Problem requirements ▸
Pull every line containing "önkormányzat" out of the material below.

Supplied records ▸

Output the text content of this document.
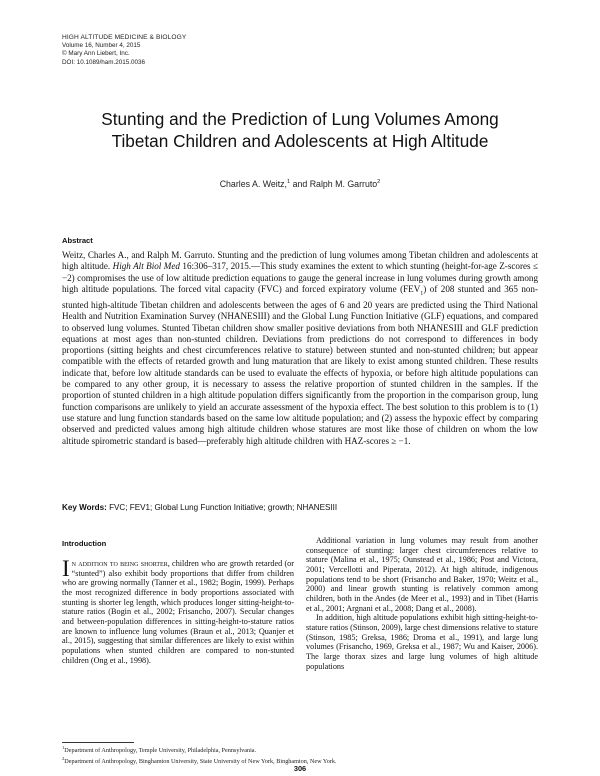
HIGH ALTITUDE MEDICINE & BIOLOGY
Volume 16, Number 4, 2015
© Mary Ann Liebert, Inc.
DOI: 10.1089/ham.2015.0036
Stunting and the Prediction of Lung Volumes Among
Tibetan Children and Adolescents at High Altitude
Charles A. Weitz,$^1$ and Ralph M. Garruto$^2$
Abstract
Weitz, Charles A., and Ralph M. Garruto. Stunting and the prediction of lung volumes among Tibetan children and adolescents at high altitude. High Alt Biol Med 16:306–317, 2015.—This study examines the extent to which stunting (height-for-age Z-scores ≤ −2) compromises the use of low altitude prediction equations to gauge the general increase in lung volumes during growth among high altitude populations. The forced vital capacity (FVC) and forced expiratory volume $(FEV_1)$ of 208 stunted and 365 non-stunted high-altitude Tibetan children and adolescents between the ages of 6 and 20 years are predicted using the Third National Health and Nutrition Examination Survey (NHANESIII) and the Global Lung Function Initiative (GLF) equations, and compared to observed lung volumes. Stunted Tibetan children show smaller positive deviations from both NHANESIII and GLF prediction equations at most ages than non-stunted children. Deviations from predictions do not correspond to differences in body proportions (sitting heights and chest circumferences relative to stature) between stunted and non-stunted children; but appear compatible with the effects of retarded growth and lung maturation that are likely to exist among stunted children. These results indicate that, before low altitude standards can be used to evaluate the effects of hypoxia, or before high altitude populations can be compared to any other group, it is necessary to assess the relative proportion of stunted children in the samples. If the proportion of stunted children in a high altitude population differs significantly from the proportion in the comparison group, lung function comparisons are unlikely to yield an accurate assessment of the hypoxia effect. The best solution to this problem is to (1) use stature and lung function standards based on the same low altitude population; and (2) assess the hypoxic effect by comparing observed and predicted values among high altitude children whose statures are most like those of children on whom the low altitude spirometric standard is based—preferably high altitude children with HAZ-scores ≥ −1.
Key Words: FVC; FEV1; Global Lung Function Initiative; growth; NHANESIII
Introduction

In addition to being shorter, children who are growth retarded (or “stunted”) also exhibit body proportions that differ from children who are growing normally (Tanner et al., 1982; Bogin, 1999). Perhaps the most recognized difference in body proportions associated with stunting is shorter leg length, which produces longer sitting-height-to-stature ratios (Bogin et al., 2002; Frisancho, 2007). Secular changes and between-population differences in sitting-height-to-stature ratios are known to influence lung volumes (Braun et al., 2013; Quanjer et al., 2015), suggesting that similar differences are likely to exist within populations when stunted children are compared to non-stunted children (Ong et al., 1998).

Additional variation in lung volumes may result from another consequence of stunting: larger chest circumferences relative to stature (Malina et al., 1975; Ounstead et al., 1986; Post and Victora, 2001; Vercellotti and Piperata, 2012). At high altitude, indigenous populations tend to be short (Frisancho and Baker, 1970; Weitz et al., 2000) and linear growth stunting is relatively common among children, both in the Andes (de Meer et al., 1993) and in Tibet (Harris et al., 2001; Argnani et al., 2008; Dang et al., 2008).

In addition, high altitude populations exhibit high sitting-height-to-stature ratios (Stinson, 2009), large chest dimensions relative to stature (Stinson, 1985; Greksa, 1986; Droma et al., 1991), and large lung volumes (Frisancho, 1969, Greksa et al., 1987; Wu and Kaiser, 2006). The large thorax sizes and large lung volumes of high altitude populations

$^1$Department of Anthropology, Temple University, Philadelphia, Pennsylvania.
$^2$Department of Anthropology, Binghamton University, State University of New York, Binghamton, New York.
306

* * *

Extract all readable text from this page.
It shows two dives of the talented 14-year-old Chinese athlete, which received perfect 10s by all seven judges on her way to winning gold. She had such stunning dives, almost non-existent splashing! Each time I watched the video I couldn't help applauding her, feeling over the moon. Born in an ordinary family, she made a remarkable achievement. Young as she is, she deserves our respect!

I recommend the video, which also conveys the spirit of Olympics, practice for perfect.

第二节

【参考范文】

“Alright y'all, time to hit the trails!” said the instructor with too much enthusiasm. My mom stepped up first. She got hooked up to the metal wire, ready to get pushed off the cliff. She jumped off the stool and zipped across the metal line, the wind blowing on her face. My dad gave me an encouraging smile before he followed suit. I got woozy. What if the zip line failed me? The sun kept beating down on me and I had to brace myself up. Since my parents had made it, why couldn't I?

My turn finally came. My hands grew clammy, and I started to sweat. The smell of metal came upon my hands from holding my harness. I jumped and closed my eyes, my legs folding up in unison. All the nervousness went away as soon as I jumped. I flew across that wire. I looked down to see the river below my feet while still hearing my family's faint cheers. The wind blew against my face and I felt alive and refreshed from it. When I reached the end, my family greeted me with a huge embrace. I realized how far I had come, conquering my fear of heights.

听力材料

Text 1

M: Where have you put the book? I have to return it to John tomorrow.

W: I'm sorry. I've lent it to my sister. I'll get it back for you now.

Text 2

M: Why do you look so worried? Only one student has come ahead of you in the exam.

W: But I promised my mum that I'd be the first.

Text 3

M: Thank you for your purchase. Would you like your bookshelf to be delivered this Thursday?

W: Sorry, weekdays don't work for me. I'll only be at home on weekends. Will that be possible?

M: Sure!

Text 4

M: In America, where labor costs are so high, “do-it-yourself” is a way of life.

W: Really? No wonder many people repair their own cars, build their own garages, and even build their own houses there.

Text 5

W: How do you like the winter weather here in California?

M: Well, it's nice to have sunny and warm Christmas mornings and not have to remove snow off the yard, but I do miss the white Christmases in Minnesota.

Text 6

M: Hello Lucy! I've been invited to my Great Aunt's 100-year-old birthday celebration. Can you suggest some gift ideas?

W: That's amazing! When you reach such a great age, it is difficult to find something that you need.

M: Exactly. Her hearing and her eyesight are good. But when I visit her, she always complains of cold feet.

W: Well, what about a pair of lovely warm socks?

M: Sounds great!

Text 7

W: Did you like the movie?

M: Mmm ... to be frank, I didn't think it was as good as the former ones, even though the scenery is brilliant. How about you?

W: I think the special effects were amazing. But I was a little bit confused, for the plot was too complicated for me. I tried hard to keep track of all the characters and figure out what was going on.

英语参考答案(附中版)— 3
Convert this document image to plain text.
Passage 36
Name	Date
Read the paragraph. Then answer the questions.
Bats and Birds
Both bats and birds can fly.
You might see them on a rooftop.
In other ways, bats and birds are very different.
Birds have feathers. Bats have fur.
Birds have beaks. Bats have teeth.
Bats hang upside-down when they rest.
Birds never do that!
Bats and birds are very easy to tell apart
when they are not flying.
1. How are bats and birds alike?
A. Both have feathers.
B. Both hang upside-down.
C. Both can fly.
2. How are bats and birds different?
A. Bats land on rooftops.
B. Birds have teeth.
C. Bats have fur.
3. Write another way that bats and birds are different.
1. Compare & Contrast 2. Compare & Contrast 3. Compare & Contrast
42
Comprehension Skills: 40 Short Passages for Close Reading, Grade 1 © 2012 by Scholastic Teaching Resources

---

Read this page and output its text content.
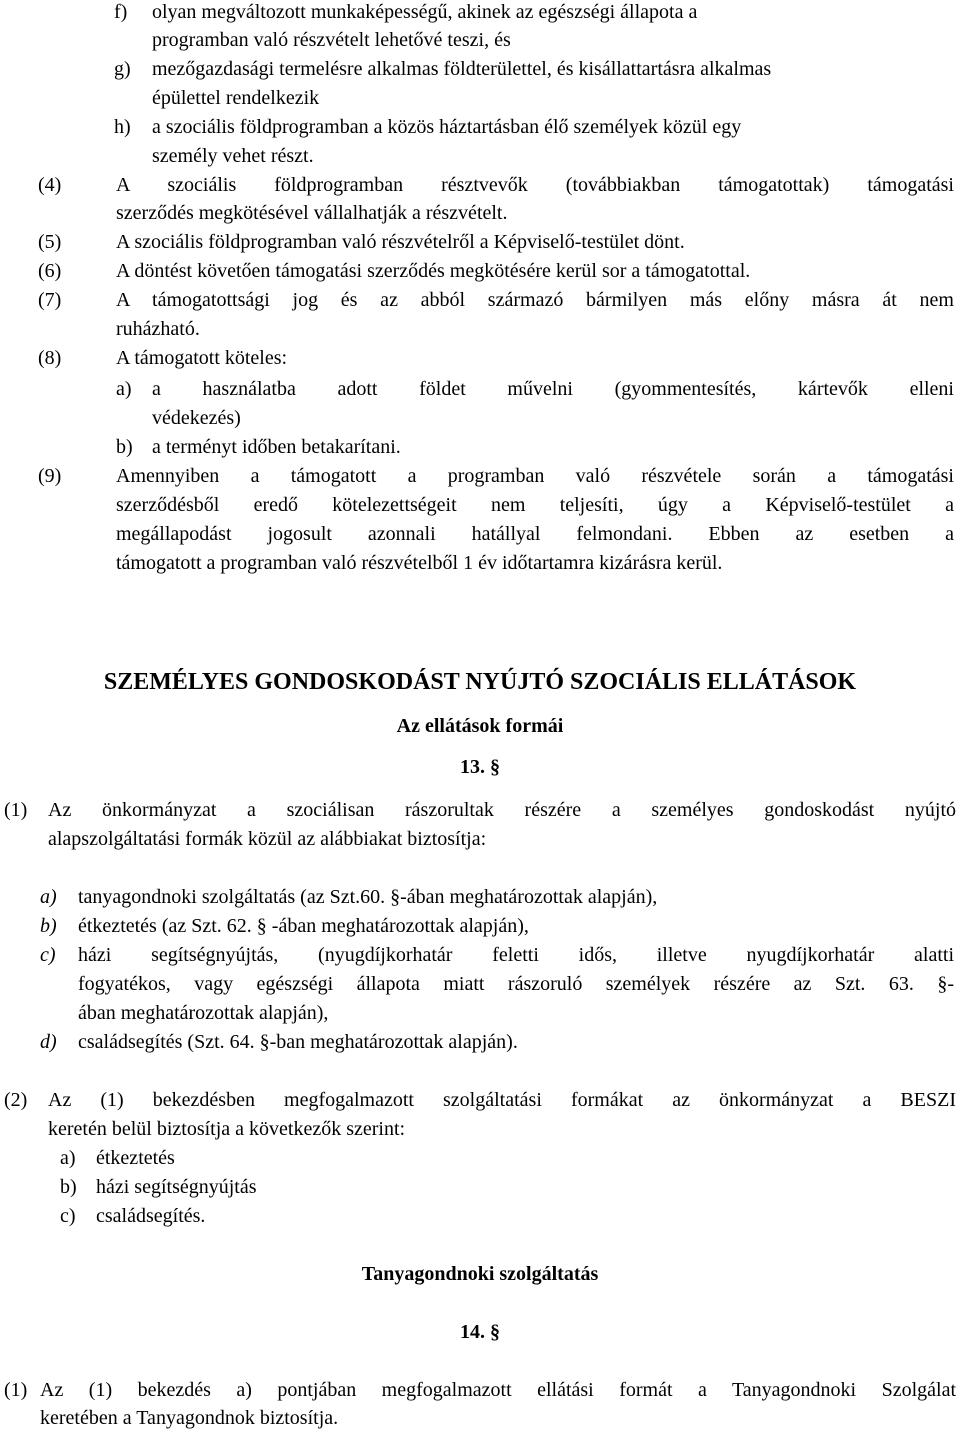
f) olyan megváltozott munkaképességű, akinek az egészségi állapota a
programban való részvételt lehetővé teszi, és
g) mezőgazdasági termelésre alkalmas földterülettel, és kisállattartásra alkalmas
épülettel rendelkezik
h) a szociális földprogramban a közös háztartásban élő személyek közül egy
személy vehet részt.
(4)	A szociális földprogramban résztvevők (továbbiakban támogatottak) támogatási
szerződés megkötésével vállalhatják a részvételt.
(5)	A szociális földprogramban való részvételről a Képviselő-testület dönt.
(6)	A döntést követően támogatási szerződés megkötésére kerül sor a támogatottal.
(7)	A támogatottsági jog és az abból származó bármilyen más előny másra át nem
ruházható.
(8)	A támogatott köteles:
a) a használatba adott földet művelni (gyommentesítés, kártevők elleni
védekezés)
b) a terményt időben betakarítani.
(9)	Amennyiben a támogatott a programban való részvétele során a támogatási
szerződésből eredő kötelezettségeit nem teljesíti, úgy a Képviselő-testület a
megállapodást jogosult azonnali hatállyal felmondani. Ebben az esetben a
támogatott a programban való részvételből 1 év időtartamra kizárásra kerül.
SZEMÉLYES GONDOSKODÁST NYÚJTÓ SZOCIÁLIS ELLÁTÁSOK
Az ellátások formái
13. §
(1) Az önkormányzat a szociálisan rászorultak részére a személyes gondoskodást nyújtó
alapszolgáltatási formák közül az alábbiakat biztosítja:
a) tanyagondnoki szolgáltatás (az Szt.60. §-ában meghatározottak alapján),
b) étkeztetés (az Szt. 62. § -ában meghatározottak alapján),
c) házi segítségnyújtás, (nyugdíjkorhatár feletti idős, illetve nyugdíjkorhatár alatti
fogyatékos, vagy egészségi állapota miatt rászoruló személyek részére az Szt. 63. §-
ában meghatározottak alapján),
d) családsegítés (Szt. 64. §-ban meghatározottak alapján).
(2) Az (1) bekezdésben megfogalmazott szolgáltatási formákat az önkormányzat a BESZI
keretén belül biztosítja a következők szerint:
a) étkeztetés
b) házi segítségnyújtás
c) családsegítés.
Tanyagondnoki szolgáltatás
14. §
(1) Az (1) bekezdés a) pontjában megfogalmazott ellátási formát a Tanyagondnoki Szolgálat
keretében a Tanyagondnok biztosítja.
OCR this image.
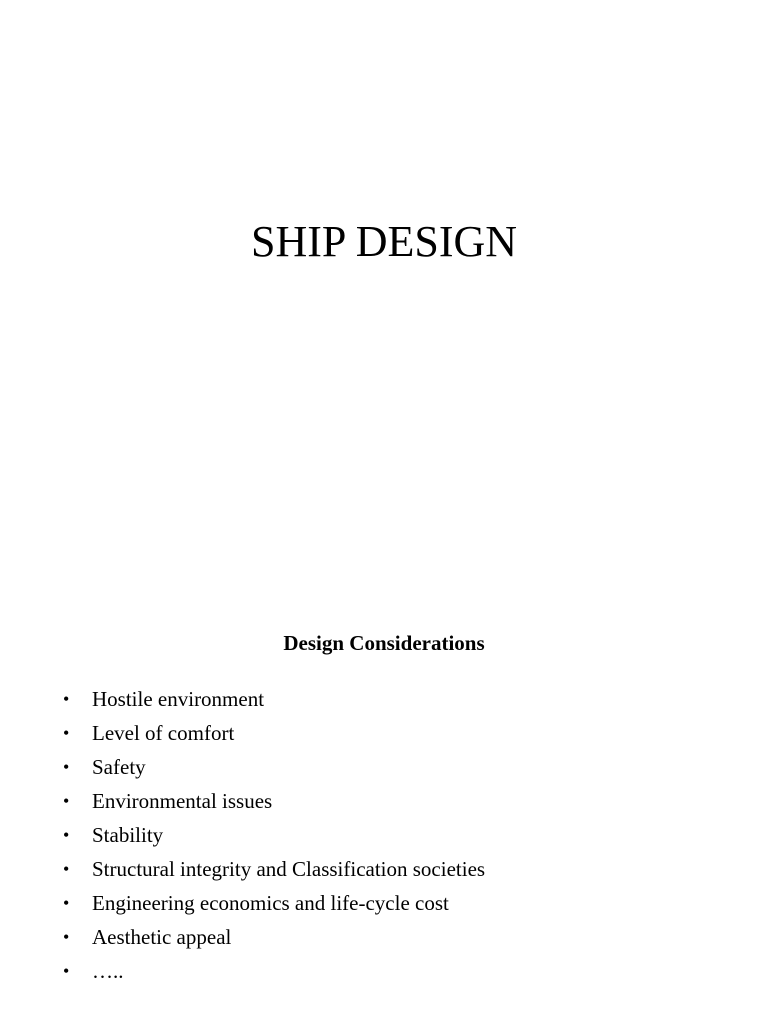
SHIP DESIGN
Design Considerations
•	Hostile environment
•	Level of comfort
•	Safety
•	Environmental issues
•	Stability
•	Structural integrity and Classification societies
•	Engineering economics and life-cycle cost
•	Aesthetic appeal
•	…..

Solution to the exercise ▸
(1) Az önkormányzat a szociálisan rászorultak részére a személyes gondoskodást nyújtó
(2) Az (1) bekezdésben megfogalmazott szolgáltatási formákat az önkormányzat a BESZI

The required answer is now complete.